Identify every line containing the word "perkosa" and reproduce each one.

* Record set *
↓

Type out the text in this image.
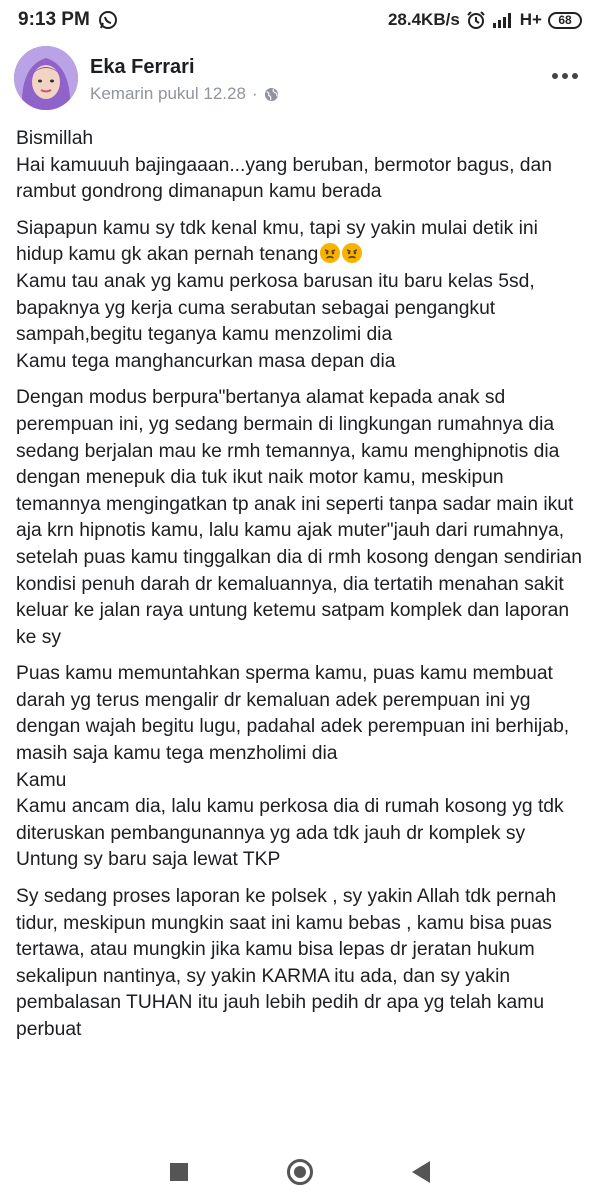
9:13 PM	28.4KB/s	H+	68
Eka Ferrari
Kemarin pukul 12.28 ·

Bismillah
Hai kamuuuh bajingaaan...yang beruban, bermotor bagus, dan rambut gondrong dimanapun kamu berada

Siapapun kamu sy tdk kenal kmu, tapi sy yakin mulai detik ini hidup kamu gk akan pernah tenang

Kamu tau anak yg kamu perkosa barusan itu baru kelas 5sd, bapaknya yg kerja cuma serabutan sebagai pengangkut sampah,begitu teganya kamu menzolimi dia
Kamu tega manghancurkan masa depan dia

Dengan modus berpura"bertanya alamat kepada anak sd perempuan ini, yg sedang bermain di lingkungan rumahnya dia sedang berjalan mau ke rmh temannya, kamu menghipnotis dia dengan menepuk dia tuk ikut naik motor kamu, meskipun temannya mengingatkan tp anak ini seperti tanpa sadar main ikut aja krn hipnotis kamu, lalu kamu ajak muter"jauh dari rumahnya, setelah puas kamu tinggalkan dia di rmh kosong dengan sendirian kondisi penuh darah dr kemaluannya, dia tertatih menahan sakit keluar ke jalan raya untung ketemu satpam komplek dan laporan ke sy

Puas kamu memuntahkan sperma kamu, puas kamu membuat darah yg terus mengalir dr kemaluan adek perempuan ini yg dengan wajah begitu lugu, padahal adek perempuan ini berhijab, masih saja kamu tega menzholimi dia
Kamu
Kamu ancam dia, lalu kamu perkosa dia di rumah kosong yg tdk diteruskan pembangunannya yg ada tdk jauh dr komplek sy
Untung sy baru saja lewat TKP

Sy sedang proses laporan ke polsek , sy yakin Allah tdk pernah tidur, meskipun mungkin saat ini kamu bebas , kamu bisa puas tertawa, atau mungkin jika kamu bisa lepas dr jeratan hukum sekalipun nantinya, sy yakin KARMA itu ada, dan sy yakin pembalasan TUHAN itu jauh lebih pedih dr apa yg telah kamu perbuat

↑

* Worked answer *
Kamu tau anak yg kamu perkosa barusan itu baru kelas 5sd, bapaknya yg kerja cuma serabutan sebagai pengangkut sampah,begitu teganya kamu menzolimi dia
Kamu ancam dia, lalu kamu perkosa dia di rumah kosong yg tdk diteruskan pembangunannya yg ada tdk jauh dr komplek sy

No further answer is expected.